### The problem
Pick out the lines below that include the string "prices".

* Begin Provided records *

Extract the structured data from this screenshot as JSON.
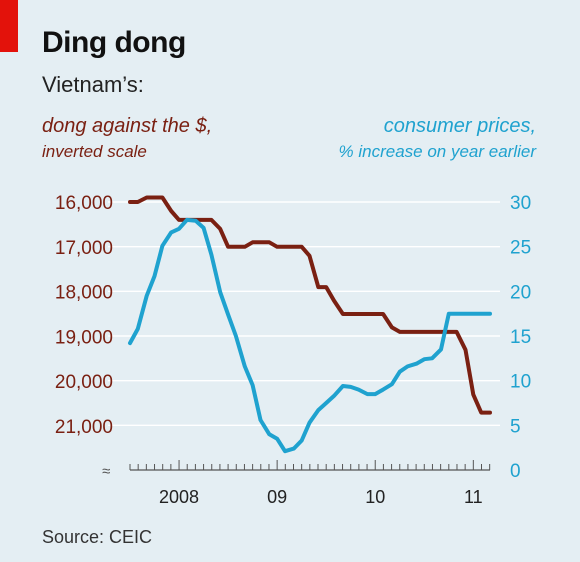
{
  "title": "Ding dong",
  "subtitle": "Vietnam’s:",
  "left_label": {
    "line1": "dong against the $,",
    "line2": "inverted scale"
  },
  "right_label": {
    "line1": "consumer prices,",
    "line2": "% increase on year earlier"
  },
  "source": "Source: CEIC",
  "colors": {
    "dong": "#7a2012",
    "cpi": "#1fa2cf",
    "left_ticks": "#7a2012",
    "right_ticks": "#1fa2cf",
    "background": "#e4eef3",
    "brand": "#e3120b"
  },
  "chart_data": {
    "type": "line",
    "x_range": [
      2007.5,
      2011.17
    ],
    "x_ticks": [
      {
        "x": 2008.0,
        "label": "2008"
      },
      {
        "x": 2009.0,
        "label": "09"
      },
      {
        "x": 2010.0,
        "label": "10"
      },
      {
        "x": 2011.0,
        "label": "11"
      }
    ],
    "left_axis": {
      "inverted": true,
      "ylim": [
        16000,
        21000
      ],
      "ticks": [
        "16,000",
        "17,000",
        "18,000",
        "19,000",
        "20,000",
        "21,000"
      ],
      "tick_values": [
        16000,
        17000,
        18000,
        19000,
        20000,
        21000
      ]
    },
    "right_axis": {
      "ylim": [
        0,
        30
      ],
      "ticks": [
        "0",
        "5",
        "10",
        "15",
        "20",
        "25",
        "30"
      ],
      "tick_values": [
        0,
        5,
        10,
        15,
        20,
        25,
        30
      ]
    },
    "series": [
      {
        "name": "dong against the $",
        "axis": "left",
        "x": [
          2007.5,
          2007.58,
          2007.67,
          2007.75,
          2007.83,
          2007.92,
          2008.0,
          2008.08,
          2008.17,
          2008.25,
          2008.33,
          2008.42,
          2008.5,
          2008.58,
          2008.67,
          2008.75,
          2008.83,
          2008.92,
          2009.0,
          2009.08,
          2009.17,
          2009.25,
          2009.33,
          2009.42,
          2009.5,
          2009.58,
          2009.67,
          2009.75,
          2009.83,
          2009.92,
          2010.0,
          2010.08,
          2010.17,
          2010.25,
          2010.33,
          2010.42,
          2010.5,
          2010.58,
          2010.67,
          2010.75,
          2010.83,
          2010.92,
          2011.0,
          2011.08,
          2011.17
        ],
        "values": [
          16000,
          16000,
          15900,
          15900,
          15900,
          16200,
          16400,
          16400,
          16400,
          16400,
          16400,
          16600,
          17000,
          17000,
          17000,
          16900,
          16900,
          16900,
          17000,
          17000,
          17000,
          17000,
          17200,
          17900,
          17900,
          18200,
          18500,
          18500,
          18500,
          18500,
          18500,
          18500,
          18800,
          18900,
          18900,
          18900,
          18900,
          18900,
          18900,
          18900,
          18900,
          19300,
          20300,
          20700,
          20700
        ]
      },
      {
        "name": "consumer prices, % increase on year earlier",
        "axis": "right",
        "x": [
          2007.5,
          2007.58,
          2007.67,
          2007.75,
          2007.83,
          2007.92,
          2008.0,
          2008.08,
          2008.17,
          2008.25,
          2008.33,
          2008.42,
          2008.5,
          2008.58,
          2008.67,
          2008.75,
          2008.83,
          2008.92,
          2009.0,
          2009.08,
          2009.17,
          2009.25,
          2009.33,
          2009.42,
          2009.5,
          2009.58,
          2009.67,
          2009.75,
          2009.83,
          2009.92,
          2010.0,
          2010.08,
          2010.17,
          2010.25,
          2010.33,
          2010.42,
          2010.5,
          2010.58,
          2010.67,
          2010.75,
          2010.83,
          2010.92,
          2011.0,
          2011.08,
          2011.17
        ],
        "values": [
          14.2,
          15.8,
          19.5,
          21.7,
          25.1,
          26.6,
          27.0,
          28.0,
          27.9,
          27.1,
          24.1,
          19.9,
          17.4,
          15.0,
          11.6,
          9.5,
          5.6,
          4.0,
          3.5,
          2.1,
          2.4,
          3.3,
          5.3,
          6.7,
          7.5,
          8.3,
          9.4,
          9.3,
          9.0,
          8.5,
          8.5,
          9.0,
          9.6,
          11.0,
          11.6,
          11.9,
          12.4,
          12.5,
          13.5,
          17.5,
          17.5,
          17.5,
          17.5,
          17.5,
          17.5
        ]
      }
    ]
  }
}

* End Provided records *

### Response to the exercise
    "line1": "consumer prices,",
        "name": "consumer prices, % increase on year earlier",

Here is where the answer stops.